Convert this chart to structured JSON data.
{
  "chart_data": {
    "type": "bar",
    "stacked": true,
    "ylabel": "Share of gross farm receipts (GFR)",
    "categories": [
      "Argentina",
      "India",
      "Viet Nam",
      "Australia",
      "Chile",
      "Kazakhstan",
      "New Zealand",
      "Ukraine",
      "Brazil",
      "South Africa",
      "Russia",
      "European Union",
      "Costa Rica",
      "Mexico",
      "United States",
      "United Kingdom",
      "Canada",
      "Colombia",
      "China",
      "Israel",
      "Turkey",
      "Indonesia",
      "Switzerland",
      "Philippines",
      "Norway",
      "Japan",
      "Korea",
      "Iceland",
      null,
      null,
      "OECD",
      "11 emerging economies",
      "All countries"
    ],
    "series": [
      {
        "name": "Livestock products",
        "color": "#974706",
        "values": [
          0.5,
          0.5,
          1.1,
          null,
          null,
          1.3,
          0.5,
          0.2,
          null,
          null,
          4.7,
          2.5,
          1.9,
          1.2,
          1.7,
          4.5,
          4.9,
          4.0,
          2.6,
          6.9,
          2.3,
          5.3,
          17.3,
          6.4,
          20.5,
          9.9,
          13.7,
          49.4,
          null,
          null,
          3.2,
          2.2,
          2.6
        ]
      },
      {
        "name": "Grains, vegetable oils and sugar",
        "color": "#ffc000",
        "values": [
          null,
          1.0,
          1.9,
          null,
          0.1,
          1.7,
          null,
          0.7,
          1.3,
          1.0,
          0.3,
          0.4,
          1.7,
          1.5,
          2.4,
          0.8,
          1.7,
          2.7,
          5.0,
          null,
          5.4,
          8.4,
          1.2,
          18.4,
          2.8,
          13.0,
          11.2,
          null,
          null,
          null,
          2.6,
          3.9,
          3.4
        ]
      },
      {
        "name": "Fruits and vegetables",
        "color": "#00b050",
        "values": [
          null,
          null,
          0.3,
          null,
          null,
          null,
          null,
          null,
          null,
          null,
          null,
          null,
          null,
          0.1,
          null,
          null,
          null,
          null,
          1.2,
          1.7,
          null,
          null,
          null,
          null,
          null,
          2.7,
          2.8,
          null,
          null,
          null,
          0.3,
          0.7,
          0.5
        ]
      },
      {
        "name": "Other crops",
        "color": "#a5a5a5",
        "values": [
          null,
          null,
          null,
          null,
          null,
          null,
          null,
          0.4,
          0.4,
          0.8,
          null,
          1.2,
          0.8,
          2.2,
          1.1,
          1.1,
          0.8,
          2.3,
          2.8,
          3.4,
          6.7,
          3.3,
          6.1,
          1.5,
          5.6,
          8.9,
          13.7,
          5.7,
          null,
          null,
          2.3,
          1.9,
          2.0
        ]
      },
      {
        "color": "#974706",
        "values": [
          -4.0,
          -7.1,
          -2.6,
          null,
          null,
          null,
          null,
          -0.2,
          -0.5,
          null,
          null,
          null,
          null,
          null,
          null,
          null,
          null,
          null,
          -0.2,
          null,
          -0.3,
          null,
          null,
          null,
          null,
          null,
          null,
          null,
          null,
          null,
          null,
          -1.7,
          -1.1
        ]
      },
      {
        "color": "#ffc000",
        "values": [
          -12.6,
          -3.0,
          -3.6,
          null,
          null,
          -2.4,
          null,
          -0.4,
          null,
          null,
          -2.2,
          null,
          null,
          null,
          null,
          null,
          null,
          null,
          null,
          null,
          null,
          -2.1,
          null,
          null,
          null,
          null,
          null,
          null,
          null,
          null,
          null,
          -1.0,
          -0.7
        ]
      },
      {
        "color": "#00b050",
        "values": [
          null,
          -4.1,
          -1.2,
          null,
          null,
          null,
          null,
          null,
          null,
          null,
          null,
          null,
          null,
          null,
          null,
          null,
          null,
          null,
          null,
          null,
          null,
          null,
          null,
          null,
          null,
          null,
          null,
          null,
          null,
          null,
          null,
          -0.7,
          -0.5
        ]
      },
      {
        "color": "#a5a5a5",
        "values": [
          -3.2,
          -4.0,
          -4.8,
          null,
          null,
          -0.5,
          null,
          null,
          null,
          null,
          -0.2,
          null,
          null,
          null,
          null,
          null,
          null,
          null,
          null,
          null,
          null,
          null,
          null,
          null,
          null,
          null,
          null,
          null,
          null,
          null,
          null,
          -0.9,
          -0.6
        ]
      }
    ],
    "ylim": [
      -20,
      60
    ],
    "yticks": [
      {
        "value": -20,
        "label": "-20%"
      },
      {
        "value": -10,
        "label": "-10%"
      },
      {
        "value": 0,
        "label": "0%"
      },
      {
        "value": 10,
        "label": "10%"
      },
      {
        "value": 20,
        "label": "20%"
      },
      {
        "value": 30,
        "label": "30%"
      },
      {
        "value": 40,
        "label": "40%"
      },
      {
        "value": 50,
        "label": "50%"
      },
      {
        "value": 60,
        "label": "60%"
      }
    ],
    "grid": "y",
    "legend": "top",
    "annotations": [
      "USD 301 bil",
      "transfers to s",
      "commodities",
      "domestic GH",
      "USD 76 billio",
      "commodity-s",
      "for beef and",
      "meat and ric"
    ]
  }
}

--------------------

== TASK REQUIREMENTS ==
Scan the material above for the string "name" and return the lines that hold it.

== RIGHT ANSWER ==
        "name": "Livestock products",
        "name": "Grains, vegetable oils and sugar",
        "name": "Fruits and vegetables",
        "name": "Other crops",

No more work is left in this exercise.